WHAT TO PRODUCE: Determine how many lines of the material hold the string "triangle" and reply with only that number.

++++ DATA ENTRIES ++++

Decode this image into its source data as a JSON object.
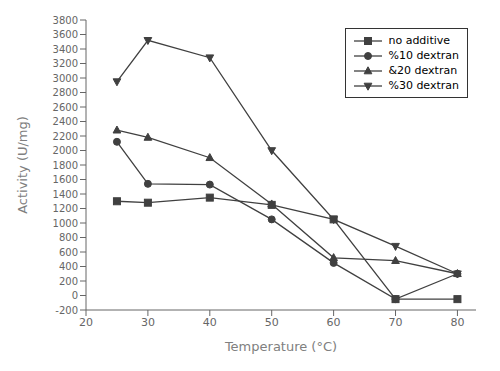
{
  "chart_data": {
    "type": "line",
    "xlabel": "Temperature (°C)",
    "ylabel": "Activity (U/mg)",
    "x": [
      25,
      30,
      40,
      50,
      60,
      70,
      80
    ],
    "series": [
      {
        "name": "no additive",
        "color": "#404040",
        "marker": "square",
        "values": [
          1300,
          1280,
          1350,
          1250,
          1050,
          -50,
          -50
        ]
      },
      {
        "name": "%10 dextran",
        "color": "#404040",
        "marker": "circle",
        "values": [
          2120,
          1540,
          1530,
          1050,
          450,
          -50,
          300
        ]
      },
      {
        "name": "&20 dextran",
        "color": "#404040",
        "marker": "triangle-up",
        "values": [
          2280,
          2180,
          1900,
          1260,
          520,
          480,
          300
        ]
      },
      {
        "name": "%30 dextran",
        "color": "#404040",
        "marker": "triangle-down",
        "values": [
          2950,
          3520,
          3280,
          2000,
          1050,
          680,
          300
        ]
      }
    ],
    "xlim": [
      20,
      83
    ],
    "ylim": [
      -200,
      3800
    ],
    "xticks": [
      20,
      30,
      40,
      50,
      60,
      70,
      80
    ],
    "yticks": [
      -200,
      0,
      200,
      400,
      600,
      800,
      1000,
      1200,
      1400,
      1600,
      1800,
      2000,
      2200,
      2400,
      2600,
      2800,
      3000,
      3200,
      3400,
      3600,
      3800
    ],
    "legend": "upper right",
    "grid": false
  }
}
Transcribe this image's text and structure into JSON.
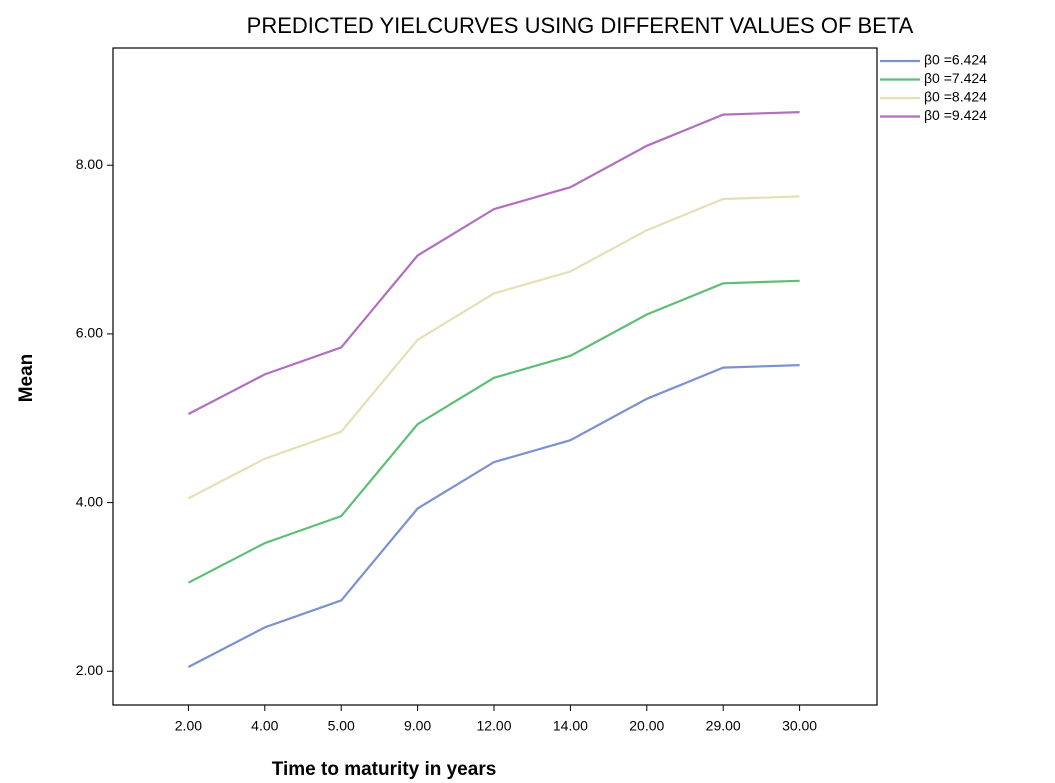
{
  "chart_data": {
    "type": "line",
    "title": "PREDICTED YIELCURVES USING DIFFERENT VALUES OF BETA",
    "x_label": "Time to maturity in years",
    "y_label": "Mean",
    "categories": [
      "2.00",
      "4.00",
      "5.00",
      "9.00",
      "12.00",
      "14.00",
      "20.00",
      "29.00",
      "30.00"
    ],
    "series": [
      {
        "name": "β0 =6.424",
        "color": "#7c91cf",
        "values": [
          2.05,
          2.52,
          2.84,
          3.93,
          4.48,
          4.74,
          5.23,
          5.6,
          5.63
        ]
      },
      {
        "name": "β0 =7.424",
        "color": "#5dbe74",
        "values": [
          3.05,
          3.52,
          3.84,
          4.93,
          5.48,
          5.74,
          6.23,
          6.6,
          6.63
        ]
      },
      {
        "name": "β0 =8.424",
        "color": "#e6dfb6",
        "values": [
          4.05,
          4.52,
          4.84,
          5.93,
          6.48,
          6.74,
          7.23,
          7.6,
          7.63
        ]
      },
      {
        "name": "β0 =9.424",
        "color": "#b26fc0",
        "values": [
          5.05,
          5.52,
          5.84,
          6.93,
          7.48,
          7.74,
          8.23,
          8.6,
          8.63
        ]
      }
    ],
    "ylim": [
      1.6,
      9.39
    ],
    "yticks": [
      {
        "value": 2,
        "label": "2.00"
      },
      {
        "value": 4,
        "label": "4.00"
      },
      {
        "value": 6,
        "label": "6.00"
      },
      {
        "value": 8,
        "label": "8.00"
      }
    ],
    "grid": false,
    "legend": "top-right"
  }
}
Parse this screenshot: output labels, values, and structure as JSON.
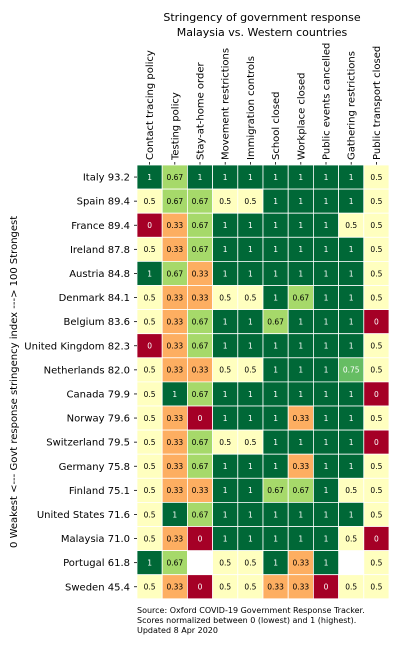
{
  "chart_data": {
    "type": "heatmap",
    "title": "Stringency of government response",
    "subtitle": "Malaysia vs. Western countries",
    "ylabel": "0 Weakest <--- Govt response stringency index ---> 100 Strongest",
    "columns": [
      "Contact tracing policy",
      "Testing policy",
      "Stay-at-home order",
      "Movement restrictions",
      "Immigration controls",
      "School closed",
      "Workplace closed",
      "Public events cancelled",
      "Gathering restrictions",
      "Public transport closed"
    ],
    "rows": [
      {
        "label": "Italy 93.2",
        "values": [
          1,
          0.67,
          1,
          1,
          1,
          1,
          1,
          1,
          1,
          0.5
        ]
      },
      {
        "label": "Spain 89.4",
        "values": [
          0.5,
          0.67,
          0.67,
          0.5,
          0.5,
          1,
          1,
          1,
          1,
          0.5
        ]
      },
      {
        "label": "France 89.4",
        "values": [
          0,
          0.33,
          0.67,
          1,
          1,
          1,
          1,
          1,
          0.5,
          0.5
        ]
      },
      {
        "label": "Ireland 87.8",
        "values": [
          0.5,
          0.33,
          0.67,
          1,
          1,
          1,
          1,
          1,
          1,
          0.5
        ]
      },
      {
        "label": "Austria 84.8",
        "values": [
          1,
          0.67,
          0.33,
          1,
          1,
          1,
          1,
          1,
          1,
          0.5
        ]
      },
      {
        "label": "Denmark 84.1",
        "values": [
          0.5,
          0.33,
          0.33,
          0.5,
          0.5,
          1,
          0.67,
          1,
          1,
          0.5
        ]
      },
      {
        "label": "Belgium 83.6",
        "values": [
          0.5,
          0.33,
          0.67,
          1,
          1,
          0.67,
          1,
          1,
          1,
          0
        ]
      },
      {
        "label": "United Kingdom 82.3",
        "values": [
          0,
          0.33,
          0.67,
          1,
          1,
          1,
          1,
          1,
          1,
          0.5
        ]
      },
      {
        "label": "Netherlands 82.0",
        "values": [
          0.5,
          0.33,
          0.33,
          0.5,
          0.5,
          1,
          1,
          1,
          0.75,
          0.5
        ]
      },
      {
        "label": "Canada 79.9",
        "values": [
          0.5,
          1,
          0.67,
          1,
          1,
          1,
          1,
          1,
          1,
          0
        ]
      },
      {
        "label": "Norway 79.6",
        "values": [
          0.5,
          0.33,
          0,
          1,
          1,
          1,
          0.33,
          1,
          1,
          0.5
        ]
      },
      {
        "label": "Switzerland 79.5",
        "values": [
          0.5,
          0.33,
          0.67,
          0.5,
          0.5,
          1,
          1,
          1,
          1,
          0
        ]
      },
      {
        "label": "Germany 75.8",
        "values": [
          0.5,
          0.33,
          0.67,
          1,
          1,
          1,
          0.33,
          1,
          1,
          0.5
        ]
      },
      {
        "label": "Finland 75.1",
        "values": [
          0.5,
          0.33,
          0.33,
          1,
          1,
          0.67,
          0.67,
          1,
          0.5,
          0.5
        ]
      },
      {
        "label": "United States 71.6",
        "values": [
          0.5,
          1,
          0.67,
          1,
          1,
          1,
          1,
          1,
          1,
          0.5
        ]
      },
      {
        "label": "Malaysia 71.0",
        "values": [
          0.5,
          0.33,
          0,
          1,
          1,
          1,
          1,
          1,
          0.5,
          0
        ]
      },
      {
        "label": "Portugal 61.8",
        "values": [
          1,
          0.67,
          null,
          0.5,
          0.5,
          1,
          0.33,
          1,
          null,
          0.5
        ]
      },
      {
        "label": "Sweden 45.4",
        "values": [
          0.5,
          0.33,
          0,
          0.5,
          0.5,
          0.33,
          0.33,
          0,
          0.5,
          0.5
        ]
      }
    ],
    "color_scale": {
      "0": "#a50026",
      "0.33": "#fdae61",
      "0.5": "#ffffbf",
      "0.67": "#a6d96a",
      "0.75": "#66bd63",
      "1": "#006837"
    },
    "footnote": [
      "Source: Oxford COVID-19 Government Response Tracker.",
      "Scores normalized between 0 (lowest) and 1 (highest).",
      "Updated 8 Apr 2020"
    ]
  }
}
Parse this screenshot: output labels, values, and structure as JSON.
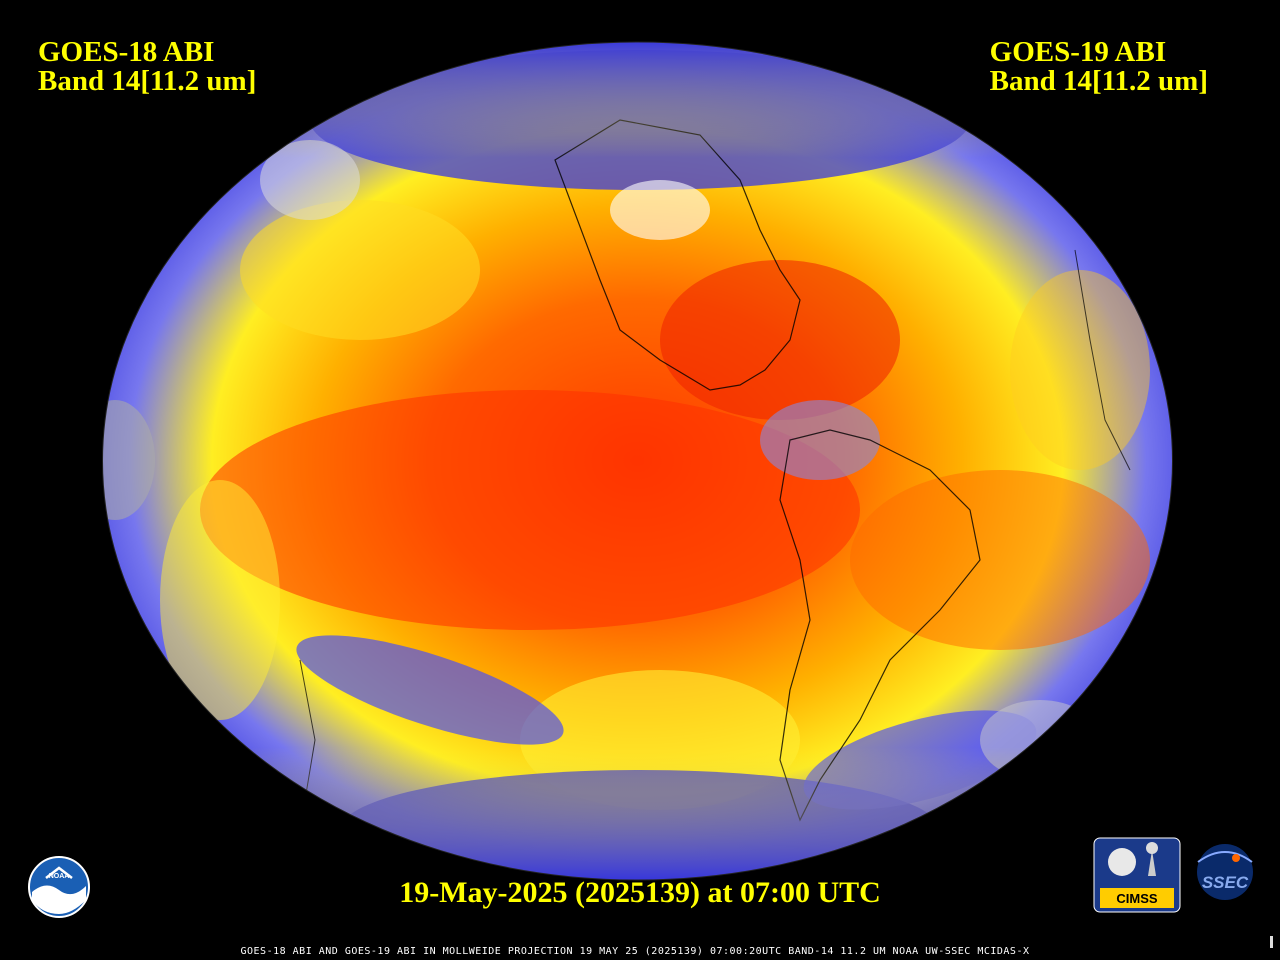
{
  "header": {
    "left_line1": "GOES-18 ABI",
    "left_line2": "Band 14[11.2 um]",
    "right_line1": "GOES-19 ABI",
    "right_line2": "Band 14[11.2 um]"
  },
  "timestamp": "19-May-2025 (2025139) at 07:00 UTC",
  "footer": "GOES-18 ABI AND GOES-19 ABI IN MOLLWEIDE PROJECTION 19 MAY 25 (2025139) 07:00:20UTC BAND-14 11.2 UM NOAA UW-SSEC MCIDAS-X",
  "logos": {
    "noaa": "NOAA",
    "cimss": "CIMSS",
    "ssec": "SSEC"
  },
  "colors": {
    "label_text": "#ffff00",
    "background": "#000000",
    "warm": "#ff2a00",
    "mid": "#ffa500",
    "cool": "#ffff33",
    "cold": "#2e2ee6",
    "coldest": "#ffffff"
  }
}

++++

EXERCISE RESPONSE: 2